▶ **OBJECTIVE**: Extract every entry word for word. Skip the pictures.

▶ **RECORD EXTRACTS**:
_ _ _ _ _ _ _
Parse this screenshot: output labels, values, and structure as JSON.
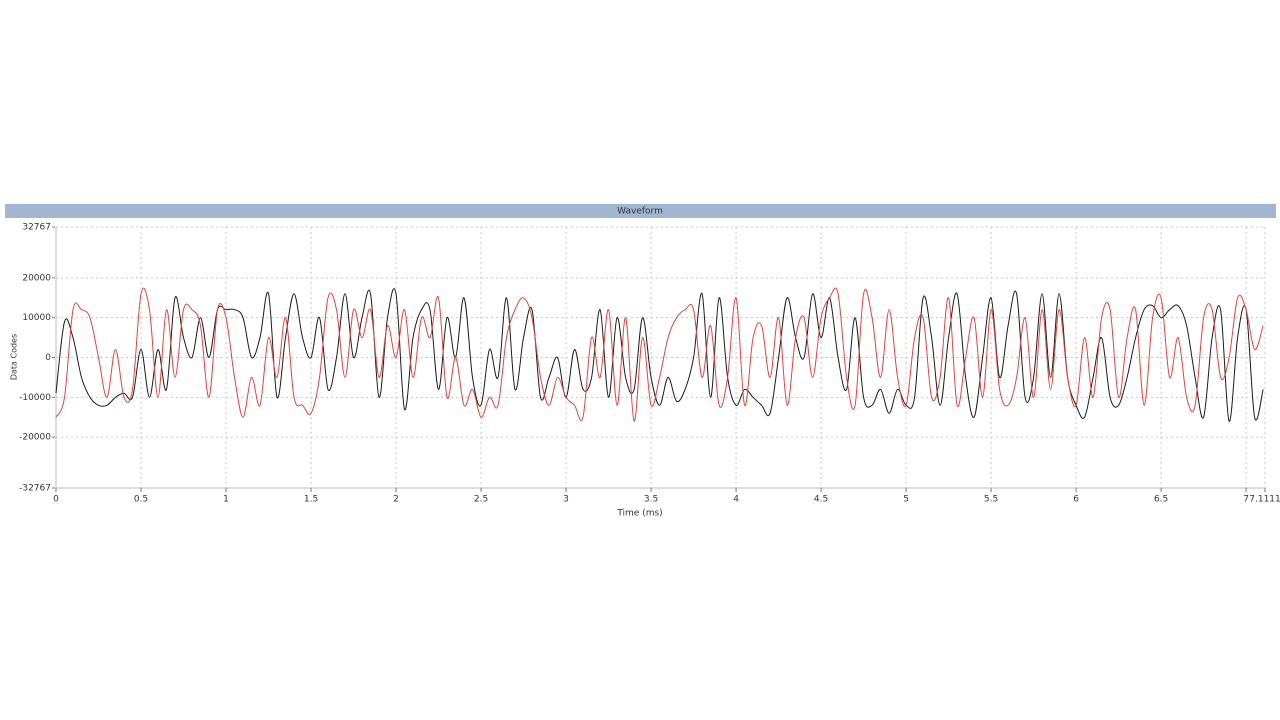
{
  "chart_data": {
    "type": "line",
    "title": "Waveform",
    "x_label": "Time (ms)",
    "y_label": "Data Codes",
    "xlim": [
      0,
      7.1111
    ],
    "xticks": [
      0,
      0.5,
      1,
      1.5,
      2,
      2.5,
      3,
      3.5,
      4,
      4.5,
      5,
      5.5,
      6,
      6.5,
      7,
      7.1111
    ],
    "ylim": [
      -32767,
      32767
    ],
    "yticks": [
      -32767,
      -20000,
      -10000,
      0,
      10000,
      20000,
      32767
    ],
    "grid": true,
    "x": [
      0,
      0.05,
      0.1,
      0.15,
      0.2,
      0.25,
      0.3,
      0.35,
      0.4,
      0.45,
      0.5,
      0.55,
      0.6,
      0.65,
      0.7,
      0.75,
      0.8,
      0.85,
      0.9,
      0.95,
      1,
      1.05,
      1.1,
      1.15,
      1.2,
      1.25,
      1.3,
      1.35,
      1.4,
      1.45,
      1.5,
      1.55,
      1.6,
      1.65,
      1.7,
      1.75,
      1.8,
      1.85,
      1.9,
      1.95,
      2,
      2.05,
      2.1,
      2.15,
      2.2,
      2.25,
      2.3,
      2.35,
      2.4,
      2.45,
      2.5,
      2.55,
      2.6,
      2.65,
      2.7,
      2.75,
      2.8,
      2.85,
      2.9,
      2.95,
      3,
      3.05,
      3.1,
      3.15,
      3.2,
      3.25,
      3.3,
      3.35,
      3.4,
      3.45,
      3.5,
      3.55,
      3.6,
      3.65,
      3.7,
      3.75,
      3.8,
      3.85,
      3.9,
      3.95,
      4,
      4.05,
      4.1,
      4.15,
      4.2,
      4.25,
      4.3,
      4.35,
      4.4,
      4.45,
      4.5,
      4.55,
      4.6,
      4.65,
      4.7,
      4.75,
      4.8,
      4.85,
      4.9,
      4.95,
      5,
      5.05,
      5.1,
      5.15,
      5.2,
      5.25,
      5.3,
      5.35,
      5.4,
      5.45,
      5.5,
      5.55,
      5.6,
      5.65,
      5.7,
      5.75,
      5.8,
      5.85,
      5.9,
      5.95,
      6,
      6.05,
      6.1,
      6.15,
      6.2,
      6.25,
      6.3,
      6.35,
      6.4,
      6.45,
      6.5,
      6.55,
      6.6,
      6.65,
      6.7,
      6.75,
      6.8,
      6.85,
      6.9,
      6.95,
      7,
      7.05,
      7.1
    ],
    "series": [
      {
        "color": "#1a1a1a",
        "values": [
          -9000,
          9000,
          5000,
          -5000,
          -10000,
          -12000,
          -12000,
          -10000,
          -9000,
          -10000,
          2000,
          -10000,
          2000,
          -8000,
          15000,
          5000,
          0,
          10000,
          0,
          12000,
          12000,
          12000,
          10000,
          0,
          5000,
          16000,
          -10000,
          5000,
          16000,
          5000,
          0,
          10000,
          -8000,
          0,
          16000,
          0,
          10000,
          16000,
          -10000,
          10000,
          16000,
          -13000,
          5000,
          12000,
          12000,
          -8000,
          10000,
          0,
          15000,
          -5000,
          -12000,
          2000,
          -5000,
          15000,
          -8000,
          5000,
          12000,
          -10000,
          -5000,
          0,
          -10000,
          2000,
          -8000,
          -5000,
          12000,
          -10000,
          10000,
          -5000,
          -8000,
          10000,
          -5000,
          -12000,
          -5000,
          -11000,
          -8000,
          0,
          16000,
          -10000,
          15000,
          -5000,
          -12000,
          -8000,
          -10000,
          -12000,
          -14000,
          0,
          15000,
          5000,
          0,
          16000,
          5000,
          15000,
          0,
          -8000,
          10000,
          -10000,
          -12000,
          -8000,
          -14000,
          -8000,
          -12000,
          -10000,
          15000,
          5000,
          -12000,
          5000,
          16000,
          -5000,
          -15000,
          0,
          15000,
          -5000,
          8000,
          16000,
          -10000,
          -5000,
          16000,
          -5000,
          16000,
          -5000,
          -12000,
          -15000,
          -5000,
          5000,
          -10000,
          -12000,
          -5000,
          5000,
          12000,
          13000,
          10000,
          12000,
          13000,
          8000,
          -5000,
          -15000,
          5000,
          12000,
          -16000,
          5000,
          12000,
          -15000,
          -8000
        ]
      },
      {
        "color": "#e0453c",
        "values": [
          -15000,
          -10000,
          12000,
          12000,
          10000,
          0,
          -10000,
          2000,
          -10000,
          -8000,
          16000,
          12000,
          -10000,
          12000,
          -5000,
          12000,
          12000,
          8000,
          -10000,
          12000,
          10000,
          -5000,
          -15000,
          -5000,
          -12000,
          5000,
          -5000,
          10000,
          -10000,
          -12000,
          -14000,
          -5000,
          15000,
          12000,
          -5000,
          12000,
          5000,
          12000,
          -5000,
          8000,
          0,
          12000,
          -5000,
          10000,
          5000,
          15000,
          -10000,
          0,
          -12000,
          -8000,
          -15000,
          -10000,
          -12000,
          5000,
          12000,
          15000,
          10000,
          -5000,
          -12000,
          -5000,
          -10000,
          -12000,
          -15000,
          5000,
          -5000,
          12000,
          -12000,
          10000,
          -16000,
          5000,
          -12000,
          -5000,
          5000,
          10000,
          12000,
          12000,
          -5000,
          8000,
          -12000,
          -5000,
          15000,
          -12000,
          5000,
          8000,
          -5000,
          10000,
          -12000,
          5000,
          10000,
          -5000,
          10000,
          15000,
          16000,
          -5000,
          -12000,
          16000,
          10000,
          -5000,
          12000,
          -5000,
          -12000,
          5000,
          10000,
          -10000,
          -5000,
          15000,
          -12000,
          0,
          10000,
          -10000,
          12000,
          -8000,
          -12000,
          -5000,
          10000,
          -10000,
          12000,
          -8000,
          12000,
          -5000,
          -12000,
          5000,
          -10000,
          10000,
          12000,
          -10000,
          5000,
          12000,
          -12000,
          10000,
          15000,
          -5000,
          5000,
          -10000,
          -12000,
          10000,
          12000,
          -5000,
          0,
          15000,
          12000,
          2000,
          8000
        ]
      }
    ]
  }
}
_ _ _ _ _ _ _
▶ **RESULT OF THE TASK**:
Parse this screenshot: output labels, values, and structure as JSON.
{
  "chart_data": {
    "type": "line",
    "title": "Waveform",
    "x_label": "Time (ms)",
    "y_label": "Data Codes",
    "xlim": [
      0,
      7.1111
    ],
    "xticks": [
      0,
      0.5,
      1,
      1.5,
      2,
      2.5,
      3,
      3.5,
      4,
      4.5,
      5,
      5.5,
      6,
      6.5,
      7,
      7.1111
    ],
    "ylim": [
      -32767,
      32767
    ],
    "yticks": [
      -32767,
      -20000,
      -10000,
      0,
      10000,
      20000,
      32767
    ],
    "grid": true,
    "x": [
      0,
      0.05,
      0.1,
      0.15,
      0.2,
      0.25,
      0.3,
      0.35,
      0.4,
      0.45,
      0.5,
      0.55,
      0.6,
      0.65,
      0.7,
      0.75,
      0.8,
      0.85,
      0.9,
      0.95,
      1,
      1.05,
      1.1,
      1.15,
      1.2,
      1.25,
      1.3,
      1.35,
      1.4,
      1.45,
      1.5,
      1.55,
      1.6,
      1.65,
      1.7,
      1.75,
      1.8,
      1.85,
      1.9,
      1.95,
      2,
      2.05,
      2.1,
      2.15,
      2.2,
      2.25,
      2.3,
      2.35,
      2.4,
      2.45,
      2.5,
      2.55,
      2.6,
      2.65,
      2.7,
      2.75,
      2.8,
      2.85,
      2.9,
      2.95,
      3,
      3.05,
      3.1,
      3.15,
      3.2,
      3.25,
      3.3,
      3.35,
      3.4,
      3.45,
      3.5,
      3.55,
      3.6,
      3.65,
      3.7,
      3.75,
      3.8,
      3.85,
      3.9,
      3.95,
      4,
      4.05,
      4.1,
      4.15,
      4.2,
      4.25,
      4.3,
      4.35,
      4.4,
      4.45,
      4.5,
      4.55,
      4.6,
      4.65,
      4.7,
      4.75,
      4.8,
      4.85,
      4.9,
      4.95,
      5,
      5.05,
      5.1,
      5.15,
      5.2,
      5.25,
      5.3,
      5.35,
      5.4,
      5.45,
      5.5,
      5.55,
      5.6,
      5.65,
      5.7,
      5.75,
      5.8,
      5.85,
      5.9,
      5.95,
      6,
      6.05,
      6.1,
      6.15,
      6.2,
      6.25,
      6.3,
      6.35,
      6.4,
      6.45,
      6.5,
      6.55,
      6.6,
      6.65,
      6.7,
      6.75,
      6.8,
      6.85,
      6.9,
      6.95,
      7,
      7.05,
      7.1
    ],
    "series": [
      {
        "color": "#1a1a1a",
        "values": [
          -9000,
          9000,
          5000,
          -5000,
          -10000,
          -12000,
          -12000,
          -10000,
          -9000,
          -10000,
          2000,
          -10000,
          2000,
          -8000,
          15000,
          5000,
          0,
          10000,
          0,
          12000,
          12000,
          12000,
          10000,
          0,
          5000,
          16000,
          -10000,
          5000,
          16000,
          5000,
          0,
          10000,
          -8000,
          0,
          16000,
          0,
          10000,
          16000,
          -10000,
          10000,
          16000,
          -13000,
          5000,
          12000,
          12000,
          -8000,
          10000,
          0,
          15000,
          -5000,
          -12000,
          2000,
          -5000,
          15000,
          -8000,
          5000,
          12000,
          -10000,
          -5000,
          0,
          -10000,
          2000,
          -8000,
          -5000,
          12000,
          -10000,
          10000,
          -5000,
          -8000,
          10000,
          -5000,
          -12000,
          -5000,
          -11000,
          -8000,
          0,
          16000,
          -10000,
          15000,
          -5000,
          -12000,
          -8000,
          -10000,
          -12000,
          -14000,
          0,
          15000,
          5000,
          0,
          16000,
          5000,
          15000,
          0,
          -8000,
          10000,
          -10000,
          -12000,
          -8000,
          -14000,
          -8000,
          -12000,
          -10000,
          15000,
          5000,
          -12000,
          5000,
          16000,
          -5000,
          -15000,
          0,
          15000,
          -5000,
          8000,
          16000,
          -10000,
          -5000,
          16000,
          -5000,
          16000,
          -5000,
          -12000,
          -15000,
          -5000,
          5000,
          -10000,
          -12000,
          -5000,
          5000,
          12000,
          13000,
          10000,
          12000,
          13000,
          8000,
          -5000,
          -15000,
          5000,
          12000,
          -16000,
          5000,
          12000,
          -15000,
          -8000
        ]
      },
      {
        "color": "#e0453c",
        "values": [
          -15000,
          -10000,
          12000,
          12000,
          10000,
          0,
          -10000,
          2000,
          -10000,
          -8000,
          16000,
          12000,
          -10000,
          12000,
          -5000,
          12000,
          12000,
          8000,
          -10000,
          12000,
          10000,
          -5000,
          -15000,
          -5000,
          -12000,
          5000,
          -5000,
          10000,
          -10000,
          -12000,
          -14000,
          -5000,
          15000,
          12000,
          -5000,
          12000,
          5000,
          12000,
          -5000,
          8000,
          0,
          12000,
          -5000,
          10000,
          5000,
          15000,
          -10000,
          0,
          -12000,
          -8000,
          -15000,
          -10000,
          -12000,
          5000,
          12000,
          15000,
          10000,
          -5000,
          -12000,
          -5000,
          -10000,
          -12000,
          -15000,
          5000,
          -5000,
          12000,
          -12000,
          10000,
          -16000,
          5000,
          -12000,
          -5000,
          5000,
          10000,
          12000,
          12000,
          -5000,
          8000,
          -12000,
          -5000,
          15000,
          -12000,
          5000,
          8000,
          -5000,
          10000,
          -12000,
          5000,
          10000,
          -5000,
          10000,
          15000,
          16000,
          -5000,
          -12000,
          16000,
          10000,
          -5000,
          12000,
          -5000,
          -12000,
          5000,
          10000,
          -10000,
          -5000,
          15000,
          -12000,
          0,
          10000,
          -10000,
          12000,
          -8000,
          -12000,
          -5000,
          10000,
          -10000,
          12000,
          -8000,
          12000,
          -5000,
          -12000,
          5000,
          -10000,
          10000,
          12000,
          -10000,
          5000,
          12000,
          -12000,
          10000,
          15000,
          -5000,
          5000,
          -10000,
          -12000,
          10000,
          12000,
          -5000,
          0,
          15000,
          12000,
          2000,
          8000
        ]
      }
    ]
  }
}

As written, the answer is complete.